*Goal*: Transcribe every line of the listing below without any deviation.

*Extracted information*:
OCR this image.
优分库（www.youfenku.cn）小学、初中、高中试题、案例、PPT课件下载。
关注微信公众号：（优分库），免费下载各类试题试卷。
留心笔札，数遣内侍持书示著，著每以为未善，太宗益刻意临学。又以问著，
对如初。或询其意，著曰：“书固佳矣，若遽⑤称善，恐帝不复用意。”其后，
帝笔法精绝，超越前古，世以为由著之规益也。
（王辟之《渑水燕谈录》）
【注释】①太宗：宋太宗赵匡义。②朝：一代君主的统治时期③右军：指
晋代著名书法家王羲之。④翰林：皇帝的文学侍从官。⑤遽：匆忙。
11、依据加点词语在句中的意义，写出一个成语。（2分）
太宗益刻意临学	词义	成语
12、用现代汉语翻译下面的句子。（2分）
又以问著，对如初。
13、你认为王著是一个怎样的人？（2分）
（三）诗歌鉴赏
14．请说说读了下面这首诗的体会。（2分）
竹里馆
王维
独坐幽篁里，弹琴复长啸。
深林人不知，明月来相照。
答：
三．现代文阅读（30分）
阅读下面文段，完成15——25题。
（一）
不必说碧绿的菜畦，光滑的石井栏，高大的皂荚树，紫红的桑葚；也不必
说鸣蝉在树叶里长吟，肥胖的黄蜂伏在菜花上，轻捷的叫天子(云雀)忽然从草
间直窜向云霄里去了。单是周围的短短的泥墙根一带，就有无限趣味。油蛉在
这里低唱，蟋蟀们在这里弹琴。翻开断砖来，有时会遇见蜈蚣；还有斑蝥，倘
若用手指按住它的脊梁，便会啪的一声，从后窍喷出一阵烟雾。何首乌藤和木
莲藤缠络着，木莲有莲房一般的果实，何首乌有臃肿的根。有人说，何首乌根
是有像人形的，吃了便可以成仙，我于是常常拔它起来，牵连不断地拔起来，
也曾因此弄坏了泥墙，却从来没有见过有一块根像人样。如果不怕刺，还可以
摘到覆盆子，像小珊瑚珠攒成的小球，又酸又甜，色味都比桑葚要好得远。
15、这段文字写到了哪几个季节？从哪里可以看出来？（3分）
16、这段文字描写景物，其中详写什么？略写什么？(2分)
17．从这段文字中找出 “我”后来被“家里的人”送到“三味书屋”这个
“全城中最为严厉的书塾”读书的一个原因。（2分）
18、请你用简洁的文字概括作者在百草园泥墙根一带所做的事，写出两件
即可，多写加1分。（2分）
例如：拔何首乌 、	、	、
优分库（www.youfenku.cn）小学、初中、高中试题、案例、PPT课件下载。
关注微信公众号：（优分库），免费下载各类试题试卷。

*Correct answer*:
OCR this image.
优分库（www.youfenku.cn）小学、初中、高中试题、案例、PPT课件下载。
关注微信公众号：（优分库），免费下载各类试题试卷。
留心笔札，数遣内侍持书示著，著每以为未善，太宗益刻意临学。又以问著，
对如初。或询其意，著曰：“书固佳矣，若遽⑤称善，恐帝不复用意。”其后，
帝笔法精绝，超越前古，世以为由著之规益也。
（王辟之《渑水燕谈录》）
【注释】①太宗：宋太宗赵匡义。②朝：一代君主的统治时期③右军：指
晋代著名书法家王羲之。④翰林：皇帝的文学侍从官。⑤遽：匆忙。
11、依据加点词语在句中的意义，写出一个成语。（2分）
太宗益刻意临学	词义	成语
12、用现代汉语翻译下面的句子。（2分）
又以问著，对如初。
13、你认为王著是一个怎样的人？（2分）
（三）诗歌鉴赏
14．请说说读了下面这首诗的体会。（2分）
竹里馆
王维
独坐幽篁里，弹琴复长啸。
深林人不知，明月来相照。
答：
三．现代文阅读（30分）
阅读下面文段，完成15——25题。
（一）
不必说碧绿的菜畦，光滑的石井栏，高大的皂荚树，紫红的桑葚；也不必
说鸣蝉在树叶里长吟，肥胖的黄蜂伏在菜花上，轻捷的叫天子(云雀)忽然从草
间直窜向云霄里去了。单是周围的短短的泥墙根一带，就有无限趣味。油蛉在
这里低唱，蟋蟀们在这里弹琴。翻开断砖来，有时会遇见蜈蚣；还有斑蝥，倘
若用手指按住它的脊梁，便会啪的一声，从后窍喷出一阵烟雾。何首乌藤和木
莲藤缠络着，木莲有莲房一般的果实，何首乌有臃肿的根。有人说，何首乌根
是有像人形的，吃了便可以成仙，我于是常常拔它起来，牵连不断地拔起来，
也曾因此弄坏了泥墙，却从来没有见过有一块根像人样。如果不怕刺，还可以
摘到覆盆子，像小珊瑚珠攒成的小球，又酸又甜，色味都比桑葚要好得远。
15、这段文字写到了哪几个季节？从哪里可以看出来？（3分）
16、这段文字描写景物，其中详写什么？略写什么？(2分)
17．从这段文字中找出 “我”后来被“家里的人”送到“三味书屋”这个
“全城中最为严厉的书塾”读书的一个原因。（2分）
18、请你用简洁的文字概括作者在百草园泥墙根一带所做的事，写出两件
即可，多写加1分。（2分）
例如：拔何首乌 、	、	、
优分库（www.youfenku.cn）小学、初中、高中试题、案例、PPT课件下载。
关注微信公众号：（优分库），免费下载各类试题试卷。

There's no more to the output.